Your instructions =>
Each line that follows is to be retyped exactly.

-------- Material for the task

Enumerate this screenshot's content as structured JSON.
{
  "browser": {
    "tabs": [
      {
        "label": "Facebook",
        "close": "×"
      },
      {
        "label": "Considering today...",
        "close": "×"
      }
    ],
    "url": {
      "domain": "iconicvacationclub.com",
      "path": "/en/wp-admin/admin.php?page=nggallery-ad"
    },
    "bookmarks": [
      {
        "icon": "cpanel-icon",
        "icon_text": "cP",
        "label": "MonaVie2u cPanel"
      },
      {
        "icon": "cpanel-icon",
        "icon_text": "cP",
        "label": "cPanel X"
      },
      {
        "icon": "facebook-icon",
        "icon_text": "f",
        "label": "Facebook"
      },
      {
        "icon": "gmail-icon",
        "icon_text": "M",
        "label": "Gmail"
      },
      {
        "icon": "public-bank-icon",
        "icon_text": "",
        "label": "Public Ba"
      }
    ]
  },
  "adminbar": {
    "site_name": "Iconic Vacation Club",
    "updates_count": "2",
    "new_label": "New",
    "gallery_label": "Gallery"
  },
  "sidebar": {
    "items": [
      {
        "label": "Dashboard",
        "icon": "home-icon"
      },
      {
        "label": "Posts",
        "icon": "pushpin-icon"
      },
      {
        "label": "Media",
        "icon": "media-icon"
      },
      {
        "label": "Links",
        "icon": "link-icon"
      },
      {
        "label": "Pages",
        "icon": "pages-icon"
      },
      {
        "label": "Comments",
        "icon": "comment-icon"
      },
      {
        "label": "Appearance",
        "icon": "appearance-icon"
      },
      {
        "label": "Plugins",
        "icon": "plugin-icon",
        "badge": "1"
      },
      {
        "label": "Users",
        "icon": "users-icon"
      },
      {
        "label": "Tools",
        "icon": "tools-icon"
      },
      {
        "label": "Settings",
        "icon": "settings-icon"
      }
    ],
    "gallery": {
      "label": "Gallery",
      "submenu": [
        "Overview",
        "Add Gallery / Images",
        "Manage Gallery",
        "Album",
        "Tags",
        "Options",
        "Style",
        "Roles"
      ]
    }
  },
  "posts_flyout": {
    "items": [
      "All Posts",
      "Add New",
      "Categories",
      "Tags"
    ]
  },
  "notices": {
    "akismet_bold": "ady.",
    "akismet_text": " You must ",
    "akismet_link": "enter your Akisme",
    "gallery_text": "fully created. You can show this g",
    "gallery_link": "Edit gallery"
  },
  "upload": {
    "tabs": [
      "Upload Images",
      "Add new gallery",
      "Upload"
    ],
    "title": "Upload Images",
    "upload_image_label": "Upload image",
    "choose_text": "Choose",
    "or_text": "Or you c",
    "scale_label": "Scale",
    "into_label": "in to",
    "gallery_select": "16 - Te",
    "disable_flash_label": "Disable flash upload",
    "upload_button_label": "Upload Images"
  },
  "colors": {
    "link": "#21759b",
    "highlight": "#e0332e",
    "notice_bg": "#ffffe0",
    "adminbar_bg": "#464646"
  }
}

----------------

Exercise output =>
Enumerate this screenshot's content as structured JSON.
{
  "browser": {
    "tabs": [
      {
        "label": "Facebook",
        "close": "×"
      },
      {
        "label": "Considering today...",
        "close": "×"
      }
    ],
    "url": {
      "domain": "iconicvacationclub.com",
      "path": "/en/wp-admin/admin.php?page=nggallery-ad"
    },
    "bookmarks": [
      {
        "icon": "cpanel-icon",
        "icon_text": "cP",
        "label": "MonaVie2u cPanel"
      },
      {
        "icon": "cpanel-icon",
        "icon_text": "cP",
        "label": "cPanel X"
      },
      {
        "icon": "facebook-icon",
        "icon_text": "f",
        "label": "Facebook"
      },
      {
        "icon": "gmail-icon",
        "icon_text": "M",
        "label": "Gmail"
      },
      {
        "icon": "public-bank-icon",
        "icon_text": "",
        "label": "Public Ba"
      }
    ]
  },
  "adminbar": {
    "site_name": "Iconic Vacation Club",
    "updates_count": "2",
    "new_label": "New",
    "gallery_label": "Gallery"
  },
  "sidebar": {
    "items": [
      {
        "label": "Dashboard",
        "icon": "home-icon"
      },
      {
        "label": "Posts",
        "icon": "pushpin-icon"
      },
      {
        "label": "Media",
        "icon": "media-icon"
      },
      {
        "label": "Links",
        "icon": "link-icon"
      },
      {
        "label": "Pages",
        "icon": "pages-icon"
      },
      {
        "label": "Comments",
        "icon": "comment-icon"
      },
      {
        "label": "Appearance",
        "icon": "appearance-icon"
      },
      {
        "label": "Plugins",
        "icon": "plugin-icon",
        "badge": "1"
      },
      {
        "label": "Users",
        "icon": "users-icon"
      },
      {
        "label": "Tools",
        "icon": "tools-icon"
      },
      {
        "label": "Settings",
        "icon": "settings-icon"
      }
    ],
    "gallery": {
      "label": "Gallery",
      "submenu": [
        "Overview",
        "Add Gallery / Images",
        "Manage Gallery",
        "Album",
        "Tags",
        "Options",
        "Style",
        "Roles"
      ]
    }
  },
  "posts_flyout": {
    "items": [
      "All Posts",
      "Add New",
      "Categories",
      "Tags"
    ]
  },
  "notices": {
    "akismet_bold": "ady.",
    "akismet_text": " You must ",
    "akismet_link": "enter your Akisme",
    "gallery_text": "fully created. You can show this g",
    "gallery_link": "Edit gallery"
  },
  "upload": {
    "tabs": [
      "Upload Images",
      "Add new gallery",
      "Upload"
    ],
    "title": "Upload Images",
    "upload_image_label": "Upload image",
    "choose_text": "Choose",
    "or_text": "Or you c",
    "scale_label": "Scale",
    "into_label": "in to",
    "gallery_select": "16 - Te",
    "disable_flash_label": "Disable flash upload",
    "upload_button_label": "Upload Images"
  },
  "colors": {
    "link": "#21759b",
    "highlight": "#e0332e",
    "notice_bg": "#ffffe0",
    "adminbar_bg": "#464646"
  }
}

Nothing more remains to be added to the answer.